• _What this task involves_
Tell how many lines contain the word "America". Reply with the number only.

• _Listing_
+++

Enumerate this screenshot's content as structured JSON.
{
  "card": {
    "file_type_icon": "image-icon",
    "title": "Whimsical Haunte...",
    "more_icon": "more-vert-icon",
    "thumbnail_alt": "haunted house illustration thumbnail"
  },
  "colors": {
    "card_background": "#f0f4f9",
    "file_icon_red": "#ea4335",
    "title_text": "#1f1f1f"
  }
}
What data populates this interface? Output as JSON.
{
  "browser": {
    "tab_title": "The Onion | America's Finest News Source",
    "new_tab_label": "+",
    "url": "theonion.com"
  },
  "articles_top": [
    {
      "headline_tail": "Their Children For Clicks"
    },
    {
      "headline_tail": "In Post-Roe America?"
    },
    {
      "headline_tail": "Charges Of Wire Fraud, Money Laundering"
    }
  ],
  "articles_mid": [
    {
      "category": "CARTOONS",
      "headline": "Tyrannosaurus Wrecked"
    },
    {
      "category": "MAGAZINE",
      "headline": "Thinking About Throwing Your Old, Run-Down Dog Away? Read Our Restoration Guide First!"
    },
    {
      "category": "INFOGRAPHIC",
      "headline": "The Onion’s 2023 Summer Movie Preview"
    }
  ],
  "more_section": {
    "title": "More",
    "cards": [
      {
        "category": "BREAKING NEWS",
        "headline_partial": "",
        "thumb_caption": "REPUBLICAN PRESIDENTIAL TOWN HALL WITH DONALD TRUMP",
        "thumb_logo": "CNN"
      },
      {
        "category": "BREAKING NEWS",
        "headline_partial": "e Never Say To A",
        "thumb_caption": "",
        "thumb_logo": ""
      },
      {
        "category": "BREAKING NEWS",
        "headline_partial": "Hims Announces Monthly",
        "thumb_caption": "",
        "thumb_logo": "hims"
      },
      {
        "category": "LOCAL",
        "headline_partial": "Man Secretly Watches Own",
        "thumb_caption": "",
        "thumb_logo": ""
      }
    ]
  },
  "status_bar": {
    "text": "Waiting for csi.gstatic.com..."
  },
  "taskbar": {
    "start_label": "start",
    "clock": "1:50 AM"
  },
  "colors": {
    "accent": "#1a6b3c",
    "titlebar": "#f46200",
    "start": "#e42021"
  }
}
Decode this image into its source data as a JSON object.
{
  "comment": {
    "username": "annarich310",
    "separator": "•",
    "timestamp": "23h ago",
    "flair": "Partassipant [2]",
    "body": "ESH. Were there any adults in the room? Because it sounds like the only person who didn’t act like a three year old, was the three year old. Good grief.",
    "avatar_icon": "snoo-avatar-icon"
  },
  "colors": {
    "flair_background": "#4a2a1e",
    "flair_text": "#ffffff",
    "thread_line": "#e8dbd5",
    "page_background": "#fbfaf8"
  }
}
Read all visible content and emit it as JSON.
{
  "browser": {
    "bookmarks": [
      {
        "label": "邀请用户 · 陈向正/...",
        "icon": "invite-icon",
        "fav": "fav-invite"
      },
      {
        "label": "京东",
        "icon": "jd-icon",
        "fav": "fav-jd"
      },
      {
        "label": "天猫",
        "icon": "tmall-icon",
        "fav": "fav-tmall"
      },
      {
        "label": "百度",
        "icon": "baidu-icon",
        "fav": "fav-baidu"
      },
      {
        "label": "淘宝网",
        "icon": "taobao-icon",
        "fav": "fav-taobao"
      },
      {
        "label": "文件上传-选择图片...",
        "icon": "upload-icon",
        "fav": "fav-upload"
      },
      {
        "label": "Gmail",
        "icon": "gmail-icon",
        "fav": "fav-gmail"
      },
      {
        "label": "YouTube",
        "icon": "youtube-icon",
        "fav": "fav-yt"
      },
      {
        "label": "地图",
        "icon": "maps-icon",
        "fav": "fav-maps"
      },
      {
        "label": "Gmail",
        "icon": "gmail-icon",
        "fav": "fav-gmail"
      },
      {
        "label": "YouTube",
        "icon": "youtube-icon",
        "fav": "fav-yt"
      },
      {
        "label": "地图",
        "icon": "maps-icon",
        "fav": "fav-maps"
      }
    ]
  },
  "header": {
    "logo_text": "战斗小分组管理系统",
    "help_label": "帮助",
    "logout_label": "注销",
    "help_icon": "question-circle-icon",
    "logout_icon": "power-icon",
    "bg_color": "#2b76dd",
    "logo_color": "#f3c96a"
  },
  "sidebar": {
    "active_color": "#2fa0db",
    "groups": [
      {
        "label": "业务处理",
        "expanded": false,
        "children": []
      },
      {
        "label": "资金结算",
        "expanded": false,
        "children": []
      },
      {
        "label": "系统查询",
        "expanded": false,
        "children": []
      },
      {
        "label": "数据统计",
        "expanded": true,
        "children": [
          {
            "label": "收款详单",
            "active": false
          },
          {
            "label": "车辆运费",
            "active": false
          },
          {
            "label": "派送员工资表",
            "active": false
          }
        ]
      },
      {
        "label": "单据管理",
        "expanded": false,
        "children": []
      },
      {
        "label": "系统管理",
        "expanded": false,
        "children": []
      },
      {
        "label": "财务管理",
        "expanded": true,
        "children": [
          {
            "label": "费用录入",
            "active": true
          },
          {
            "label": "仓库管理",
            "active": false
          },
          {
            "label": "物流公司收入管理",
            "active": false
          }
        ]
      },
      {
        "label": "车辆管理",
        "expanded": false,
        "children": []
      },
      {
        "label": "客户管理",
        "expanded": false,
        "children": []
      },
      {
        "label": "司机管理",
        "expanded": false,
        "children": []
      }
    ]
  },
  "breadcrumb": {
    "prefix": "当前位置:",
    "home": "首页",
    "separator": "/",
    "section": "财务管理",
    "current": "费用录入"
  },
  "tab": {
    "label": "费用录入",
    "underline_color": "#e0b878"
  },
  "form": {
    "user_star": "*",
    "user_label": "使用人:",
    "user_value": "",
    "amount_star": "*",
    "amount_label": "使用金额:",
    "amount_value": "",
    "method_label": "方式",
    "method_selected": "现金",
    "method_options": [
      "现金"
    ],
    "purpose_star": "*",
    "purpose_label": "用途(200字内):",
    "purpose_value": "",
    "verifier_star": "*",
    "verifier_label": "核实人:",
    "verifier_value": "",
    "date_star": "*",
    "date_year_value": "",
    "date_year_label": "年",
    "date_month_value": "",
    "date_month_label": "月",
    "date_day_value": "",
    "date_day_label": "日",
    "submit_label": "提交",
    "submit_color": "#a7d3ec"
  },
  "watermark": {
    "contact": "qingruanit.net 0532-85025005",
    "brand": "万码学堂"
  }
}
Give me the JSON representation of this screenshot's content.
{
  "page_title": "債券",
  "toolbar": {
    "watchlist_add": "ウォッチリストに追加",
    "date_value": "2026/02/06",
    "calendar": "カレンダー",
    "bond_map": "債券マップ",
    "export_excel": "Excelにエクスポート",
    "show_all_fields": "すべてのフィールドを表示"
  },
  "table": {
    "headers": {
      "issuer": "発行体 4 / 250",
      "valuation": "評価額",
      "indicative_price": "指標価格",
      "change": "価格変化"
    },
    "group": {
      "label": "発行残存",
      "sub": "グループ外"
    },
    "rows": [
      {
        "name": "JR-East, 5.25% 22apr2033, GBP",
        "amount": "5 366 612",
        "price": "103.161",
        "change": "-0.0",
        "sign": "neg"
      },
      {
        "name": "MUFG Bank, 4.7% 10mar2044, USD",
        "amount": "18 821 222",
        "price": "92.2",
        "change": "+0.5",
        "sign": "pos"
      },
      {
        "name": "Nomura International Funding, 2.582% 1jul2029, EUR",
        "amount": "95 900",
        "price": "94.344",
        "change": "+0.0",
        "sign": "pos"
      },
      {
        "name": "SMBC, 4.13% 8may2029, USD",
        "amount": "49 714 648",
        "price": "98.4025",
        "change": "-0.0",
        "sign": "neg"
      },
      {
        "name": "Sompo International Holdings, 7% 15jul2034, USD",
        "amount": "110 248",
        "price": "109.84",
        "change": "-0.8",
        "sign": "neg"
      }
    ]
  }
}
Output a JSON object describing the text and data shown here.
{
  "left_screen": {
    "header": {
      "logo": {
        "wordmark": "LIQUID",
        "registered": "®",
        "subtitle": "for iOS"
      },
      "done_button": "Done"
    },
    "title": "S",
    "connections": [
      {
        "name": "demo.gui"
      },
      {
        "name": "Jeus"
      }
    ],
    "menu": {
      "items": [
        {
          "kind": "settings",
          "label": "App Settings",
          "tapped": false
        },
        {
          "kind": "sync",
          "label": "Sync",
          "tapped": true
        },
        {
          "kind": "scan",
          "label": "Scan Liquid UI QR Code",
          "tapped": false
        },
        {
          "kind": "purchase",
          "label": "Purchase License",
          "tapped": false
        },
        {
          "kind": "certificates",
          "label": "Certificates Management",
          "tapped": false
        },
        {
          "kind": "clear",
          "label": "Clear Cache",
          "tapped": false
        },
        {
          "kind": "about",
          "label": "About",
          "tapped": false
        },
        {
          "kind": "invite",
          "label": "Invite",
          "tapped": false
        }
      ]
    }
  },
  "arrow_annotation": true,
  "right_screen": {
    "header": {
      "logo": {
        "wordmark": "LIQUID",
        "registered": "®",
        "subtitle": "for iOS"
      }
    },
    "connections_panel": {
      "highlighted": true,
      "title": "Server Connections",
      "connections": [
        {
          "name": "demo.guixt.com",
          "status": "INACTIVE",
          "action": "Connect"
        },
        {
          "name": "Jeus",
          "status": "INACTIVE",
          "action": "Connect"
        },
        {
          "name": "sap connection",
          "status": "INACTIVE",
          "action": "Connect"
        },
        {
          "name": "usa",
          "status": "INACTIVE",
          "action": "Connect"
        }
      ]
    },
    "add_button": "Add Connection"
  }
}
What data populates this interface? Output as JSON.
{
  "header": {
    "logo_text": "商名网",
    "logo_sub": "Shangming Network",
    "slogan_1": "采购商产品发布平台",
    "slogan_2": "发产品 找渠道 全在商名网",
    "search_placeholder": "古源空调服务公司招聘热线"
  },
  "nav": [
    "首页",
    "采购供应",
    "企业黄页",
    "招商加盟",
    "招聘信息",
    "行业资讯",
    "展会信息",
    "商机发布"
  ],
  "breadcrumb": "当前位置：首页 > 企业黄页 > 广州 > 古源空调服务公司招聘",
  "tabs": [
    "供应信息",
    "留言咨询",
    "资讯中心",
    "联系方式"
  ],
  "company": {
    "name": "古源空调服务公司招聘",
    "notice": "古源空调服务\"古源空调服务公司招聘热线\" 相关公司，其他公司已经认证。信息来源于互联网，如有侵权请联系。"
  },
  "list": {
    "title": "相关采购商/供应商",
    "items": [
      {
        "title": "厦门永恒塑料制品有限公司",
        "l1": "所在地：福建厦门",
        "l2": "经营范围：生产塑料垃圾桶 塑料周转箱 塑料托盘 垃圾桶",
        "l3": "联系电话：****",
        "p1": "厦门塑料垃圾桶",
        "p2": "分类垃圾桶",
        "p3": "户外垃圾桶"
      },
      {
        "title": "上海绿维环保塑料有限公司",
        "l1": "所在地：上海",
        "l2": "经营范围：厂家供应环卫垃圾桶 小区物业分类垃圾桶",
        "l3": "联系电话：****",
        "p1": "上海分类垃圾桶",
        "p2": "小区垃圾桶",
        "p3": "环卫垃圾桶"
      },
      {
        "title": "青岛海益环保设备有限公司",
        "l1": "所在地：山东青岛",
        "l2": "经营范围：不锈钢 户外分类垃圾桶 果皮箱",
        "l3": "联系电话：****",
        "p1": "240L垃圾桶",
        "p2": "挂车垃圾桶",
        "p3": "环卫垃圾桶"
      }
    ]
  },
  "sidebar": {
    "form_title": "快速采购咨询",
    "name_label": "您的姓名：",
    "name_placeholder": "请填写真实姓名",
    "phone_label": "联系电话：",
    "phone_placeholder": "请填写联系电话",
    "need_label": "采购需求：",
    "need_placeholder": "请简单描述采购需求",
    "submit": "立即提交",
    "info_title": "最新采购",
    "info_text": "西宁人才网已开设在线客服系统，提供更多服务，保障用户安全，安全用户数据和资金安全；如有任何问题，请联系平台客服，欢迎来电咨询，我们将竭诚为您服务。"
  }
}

+++

• _Written response_
2